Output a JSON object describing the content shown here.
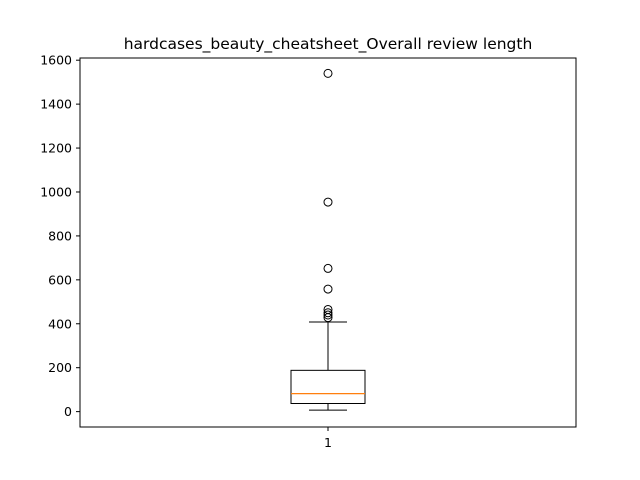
{
  "chart_data": {
    "type": "box",
    "title": "hardcases_beauty_cheatsheet_Overall review length",
    "xlabel": "",
    "ylabel": "",
    "categories": [
      "1"
    ],
    "ylim": [
      -70,
      1610
    ],
    "yticks": [
      0,
      200,
      400,
      600,
      800,
      1000,
      1200,
      1400,
      1600
    ],
    "grid": false,
    "boxes": [
      {
        "category": "1",
        "whisker_low": 7,
        "q1": 37,
        "median": 82,
        "q3": 188,
        "whisker_high": 408,
        "outliers": [
          428,
          440,
          450,
          465,
          558,
          652,
          954,
          1540
        ]
      }
    ],
    "colors": {
      "box": "#000000",
      "median": "#ff7f0e",
      "outlier": "#000000"
    }
  }
}
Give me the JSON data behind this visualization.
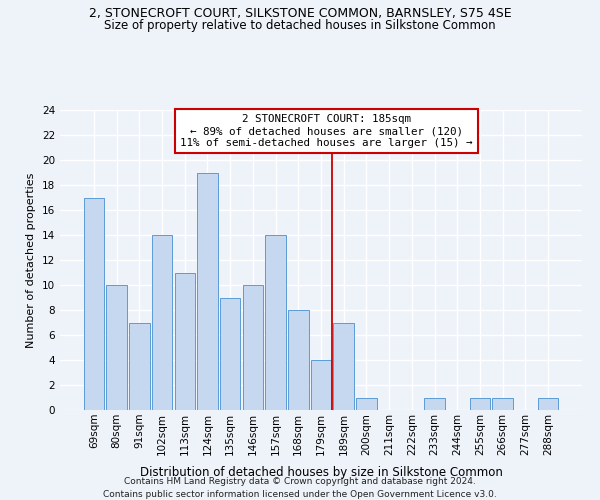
{
  "title": "2, STONECROFT COURT, SILKSTONE COMMON, BARNSLEY, S75 4SE",
  "subtitle": "Size of property relative to detached houses in Silkstone Common",
  "xlabel": "Distribution of detached houses by size in Silkstone Common",
  "ylabel": "Number of detached properties",
  "categories": [
    "69sqm",
    "80sqm",
    "91sqm",
    "102sqm",
    "113sqm",
    "124sqm",
    "135sqm",
    "146sqm",
    "157sqm",
    "168sqm",
    "179sqm",
    "189sqm",
    "200sqm",
    "211sqm",
    "222sqm",
    "233sqm",
    "244sqm",
    "255sqm",
    "266sqm",
    "277sqm",
    "288sqm"
  ],
  "values": [
    17,
    10,
    7,
    14,
    11,
    19,
    9,
    10,
    14,
    8,
    4,
    7,
    1,
    0,
    0,
    1,
    0,
    1,
    1,
    0,
    1
  ],
  "bar_color": "#c5d8f0",
  "bar_edge_color": "#5b9bd5",
  "vline_x": 10.5,
  "annotation_line1": "2 STONECROFT COURT: 185sqm",
  "annotation_line2": "← 89% of detached houses are smaller (120)",
  "annotation_line3": "11% of semi-detached houses are larger (15) →",
  "vline_color": "#cc0000",
  "annotation_box_edge_color": "#cc0000",
  "background_color": "#eef2f9",
  "grid_color": "#ffffff",
  "ylim": [
    0,
    24
  ],
  "yticks": [
    0,
    2,
    4,
    6,
    8,
    10,
    12,
    14,
    16,
    18,
    20,
    22,
    24
  ],
  "title_fontsize": 9.0,
  "subtitle_fontsize": 8.5,
  "ylabel_fontsize": 8.0,
  "xlabel_fontsize": 8.5,
  "tick_fontsize": 7.5,
  "annot_fontsize": 7.8,
  "footnote1": "Contains HM Land Registry data © Crown copyright and database right 2024.",
  "footnote2": "Contains public sector information licensed under the Open Government Licence v3.0.",
  "footnote_fontsize": 6.5
}
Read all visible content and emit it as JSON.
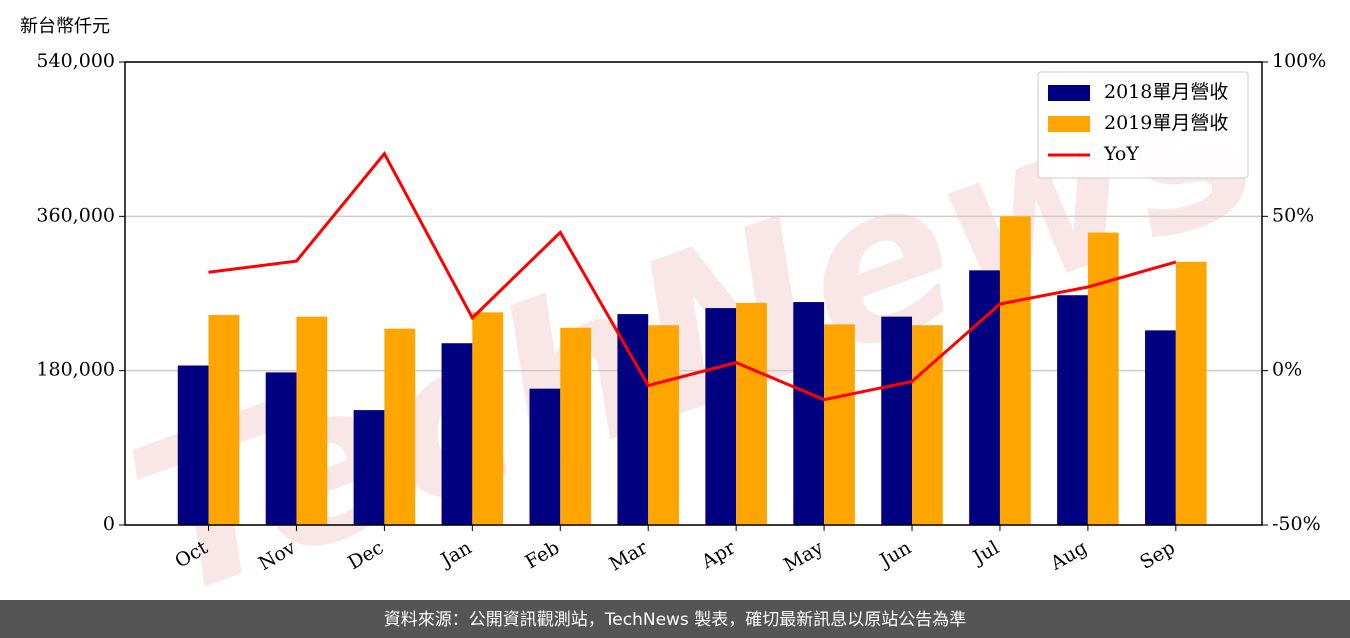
{
  "chart_data": {
    "type": "bar_line",
    "y_label": "新台幣仟元",
    "watermark": "TechNews",
    "source": "資料來源：公開資訊觀測站，TechNews 製表，確切最新訊息以原站公告為準",
    "categories": [
      "Oct",
      "Nov",
      "Dec",
      "Jan",
      "Feb",
      "Mar",
      "Apr",
      "May",
      "Jun",
      "Jul",
      "Aug",
      "Sep"
    ],
    "series": [
      {
        "name": "2018單月營收",
        "color": "#000080",
        "values": [
          186000,
          178000,
          134000,
          212000,
          159000,
          246000,
          253000,
          260000,
          243000,
          297000,
          268000,
          227000
        ]
      },
      {
        "name": "2019單月營收",
        "color": "#ffa500",
        "values": [
          245000,
          243000,
          229000,
          248000,
          230000,
          233000,
          259000,
          234000,
          233000,
          360000,
          341000,
          307000
        ]
      },
      {
        "name": "YoY",
        "color": "#ff0000",
        "type": "line",
        "axis": "y2",
        "values": [
          31.9,
          35.5,
          70.3,
          17.1,
          44.8,
          -4.8,
          2.6,
          -9.4,
          -3.5,
          21.6,
          27.1,
          35.2
        ]
      }
    ],
    "ylim": [
      0,
      540000
    ],
    "yticks": [
      0,
      {
        "value": 180000,
        "label": "180,000"
      },
      {
        "value": 360000,
        "label": "360,000"
      },
      {
        "value": 540000,
        "label": "540,000"
      }
    ],
    "y2lim": [
      -50,
      100
    ],
    "y2ticks": [
      {
        "value": -50,
        "label": "-50%"
      },
      {
        "value": 0,
        "label": "0%"
      },
      {
        "value": 50,
        "label": "50%"
      },
      {
        "value": 100,
        "label": "100%"
      }
    ],
    "grid": true,
    "legend": "upper right"
  }
}
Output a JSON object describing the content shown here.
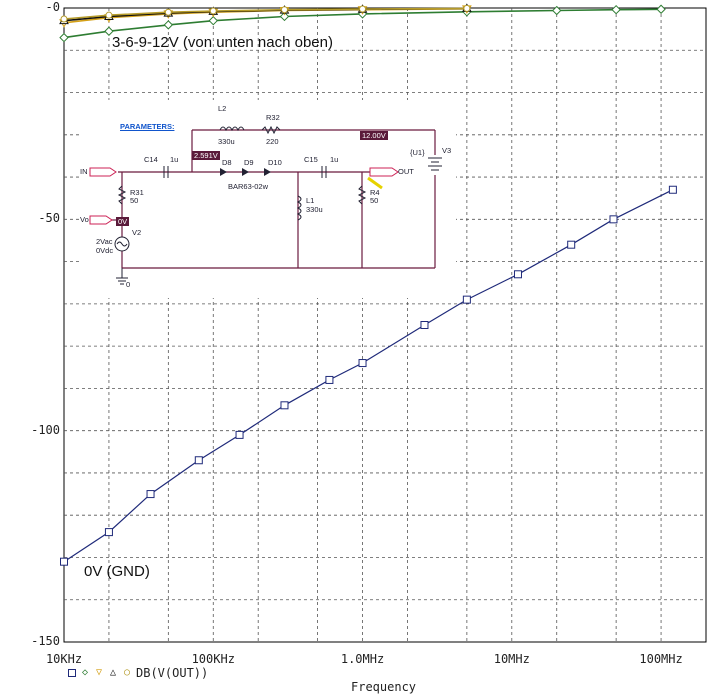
{
  "chart_data": {
    "type": "line",
    "xlabel": "Frequency",
    "x_scale": "log",
    "xlim": [
      10000,
      200000000
    ],
    "ylim": [
      -150,
      0
    ],
    "y_ticks": [
      {
        "value": 0,
        "label": "-0"
      },
      {
        "value": -50,
        "label": "-50"
      },
      {
        "value": -100,
        "label": "-100"
      },
      {
        "value": -150,
        "label": "-150"
      }
    ],
    "x_ticks": [
      {
        "value": 10000,
        "label": "10KHz"
      },
      {
        "value": 100000,
        "label": "100KHz"
      },
      {
        "value": 1000000,
        "label": "1.0MHz"
      },
      {
        "value": 10000000,
        "label": "10MHz"
      },
      {
        "value": 100000000,
        "label": "100MHz"
      }
    ],
    "grid": true,
    "legend_label": "DB(V(OUT))",
    "series": [
      {
        "color": "#1f2a7a",
        "marker": "square",
        "x": [
          10000,
          20000,
          38000,
          80000,
          150000,
          300000,
          600000,
          1000000,
          2600000,
          5000000,
          11000000,
          25000000,
          48000000,
          120000000
        ],
        "y": [
          -131,
          -124,
          -115,
          -107,
          -101,
          -94,
          -88,
          -84,
          -75,
          -69,
          -63,
          -56,
          -50,
          -43
        ]
      },
      {
        "color": "#2e7d32",
        "marker": "diamond",
        "x": [
          10000,
          20000,
          50000,
          100000,
          300000,
          1000000,
          5000000,
          20000000,
          50000000,
          100000000
        ],
        "y": [
          -7.0,
          -5.5,
          -4.0,
          -3.0,
          -2.0,
          -1.4,
          -0.9,
          -0.6,
          -0.4,
          -0.3
        ]
      },
      {
        "color": "#d4a017",
        "marker": "triangle-down",
        "x": [
          10000,
          20000,
          50000,
          100000,
          300000,
          1000000,
          5000000
        ],
        "y": [
          -3.5,
          -2.3,
          -1.4,
          -1.0,
          -0.6,
          -0.4,
          -0.2
        ]
      },
      {
        "color": "#111111",
        "marker": "triangle",
        "x": [
          10000,
          20000,
          50000,
          100000,
          300000,
          1000000,
          5000000
        ],
        "y": [
          -3.0,
          -2.0,
          -1.2,
          -0.8,
          -0.5,
          -0.3,
          -0.1
        ]
      },
      {
        "color": "#b59b2a",
        "marker": "circle",
        "x": [
          10000,
          20000,
          50000,
          100000,
          300000,
          1000000,
          5000000
        ],
        "y": [
          -2.6,
          -1.7,
          -1.0,
          -0.7,
          -0.4,
          -0.25,
          -0.1
        ]
      }
    ],
    "annotations": [
      "3-6-9-12V (von unten nach oben)",
      "0V (GND)"
    ]
  },
  "schematic": {
    "parameters": "PARAMETERS:",
    "l2": "L2",
    "l2_val": "330u",
    "r32": "R32",
    "r32_val": "220",
    "v_top": "12.00V",
    "u1": "{U1}",
    "v3": "V3",
    "in_label": "IN",
    "c14": "C14",
    "c14_val": "1u",
    "v_node": "2.591V",
    "d8": "D8",
    "d9": "D9",
    "d10": "D10",
    "diode_part": "BAR63-02w",
    "c15": "C15",
    "c15_val": "1u",
    "out_label": "OUT",
    "r31": "R31",
    "r31_val": "50",
    "vo_label": "Vo",
    "v0_box": "0V",
    "l1": "L1",
    "l1_val": "330u",
    "r4": "R4",
    "r4_val": "50",
    "v2": "V2",
    "v2_vac": "2Vac",
    "v2_vdc": "0Vdc",
    "gnd": "0"
  }
}
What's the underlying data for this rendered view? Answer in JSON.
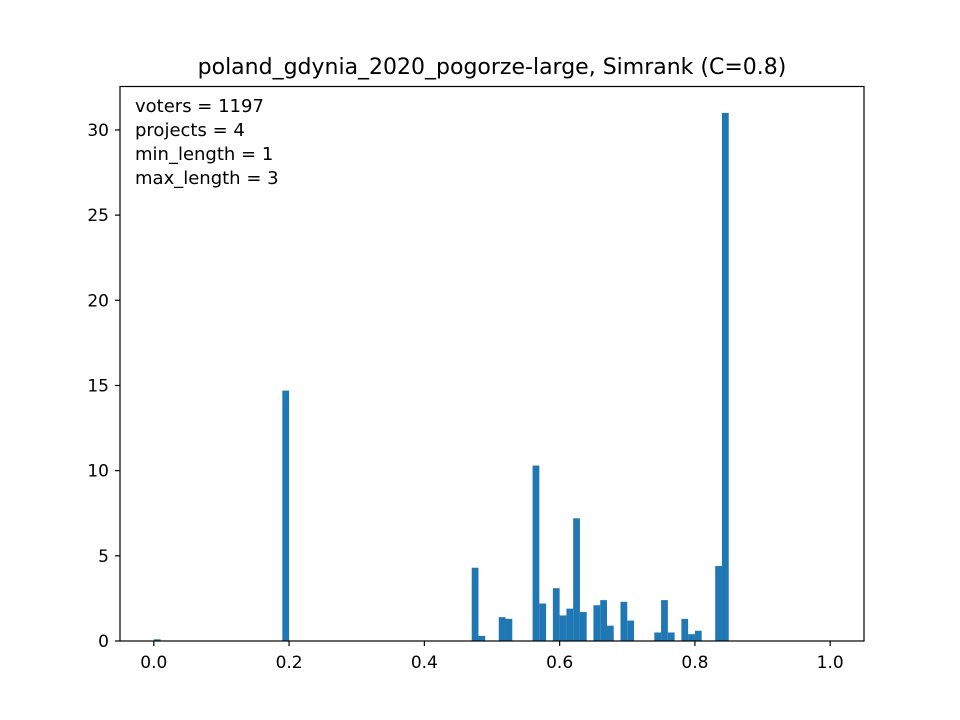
{
  "chart_data": {
    "type": "bar",
    "title": "poland_gdynia_2020_pogorze-large, Simrank (C=0.8)",
    "xlabel": "",
    "ylabel": "",
    "xlim": [
      -0.05,
      1.05
    ],
    "ylim": [
      0,
      32.55
    ],
    "xticks": [
      {
        "value": 0.0,
        "label": "0.0"
      },
      {
        "value": 0.2,
        "label": "0.2"
      },
      {
        "value": 0.4,
        "label": "0.4"
      },
      {
        "value": 0.6,
        "label": "0.6"
      },
      {
        "value": 0.8,
        "label": "0.8"
      },
      {
        "value": 1.0,
        "label": "1.0"
      }
    ],
    "yticks": [
      {
        "value": 0,
        "label": "0"
      },
      {
        "value": 5,
        "label": "5"
      },
      {
        "value": 10,
        "label": "10"
      },
      {
        "value": 15,
        "label": "15"
      },
      {
        "value": 20,
        "label": "20"
      },
      {
        "value": 25,
        "label": "25"
      },
      {
        "value": 30,
        "label": "30"
      }
    ],
    "bin_width": 0.01,
    "color": "#1f77b4",
    "bins": [
      {
        "x": 0.0,
        "y": 0.1
      },
      {
        "x": 0.19,
        "y": 14.7
      },
      {
        "x": 0.47,
        "y": 4.3
      },
      {
        "x": 0.48,
        "y": 0.3
      },
      {
        "x": 0.51,
        "y": 1.4
      },
      {
        "x": 0.52,
        "y": 1.3
      },
      {
        "x": 0.56,
        "y": 10.3
      },
      {
        "x": 0.57,
        "y": 2.2
      },
      {
        "x": 0.59,
        "y": 3.1
      },
      {
        "x": 0.6,
        "y": 1.5
      },
      {
        "x": 0.61,
        "y": 1.9
      },
      {
        "x": 0.62,
        "y": 7.2
      },
      {
        "x": 0.63,
        "y": 1.7
      },
      {
        "x": 0.65,
        "y": 2.1
      },
      {
        "x": 0.66,
        "y": 2.4
      },
      {
        "x": 0.67,
        "y": 0.9
      },
      {
        "x": 0.69,
        "y": 2.3
      },
      {
        "x": 0.7,
        "y": 1.2
      },
      {
        "x": 0.74,
        "y": 0.5
      },
      {
        "x": 0.75,
        "y": 2.4
      },
      {
        "x": 0.76,
        "y": 0.5
      },
      {
        "x": 0.78,
        "y": 1.3
      },
      {
        "x": 0.79,
        "y": 0.4
      },
      {
        "x": 0.8,
        "y": 0.6
      },
      {
        "x": 0.83,
        "y": 4.4
      },
      {
        "x": 0.84,
        "y": 31.0
      }
    ],
    "annotations": [
      "voters = 1197",
      "projects = 4",
      "min_length = 1",
      "max_length = 3"
    ],
    "grid": false,
    "legend": "none"
  }
}
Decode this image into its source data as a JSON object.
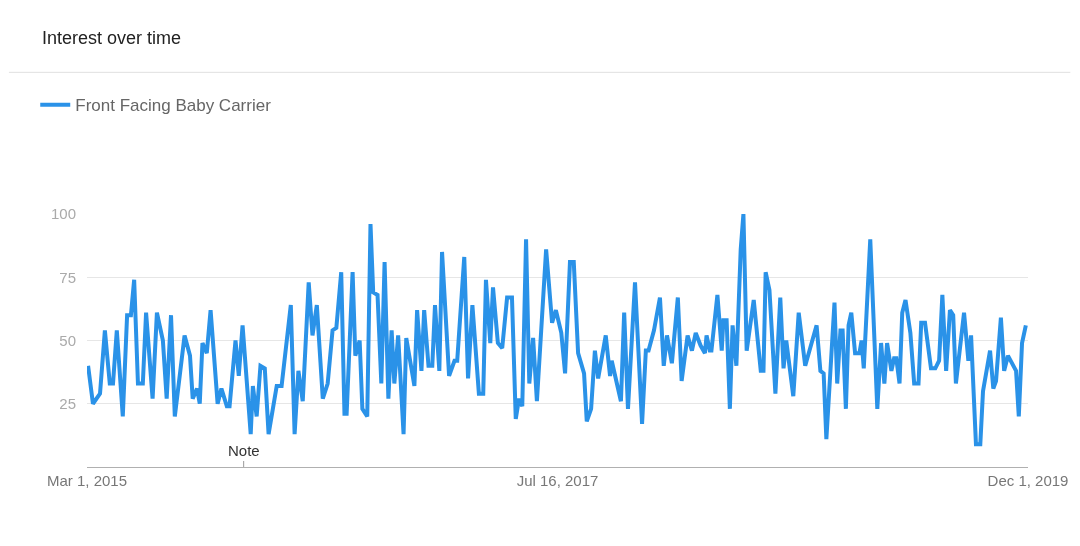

☆ ☆ ☆ ☆ ☆

▶ **Task instructions**:
For the entries above, count the lines that contain the string "Contains", and state that number without further comment.

▶ **Answer**:
2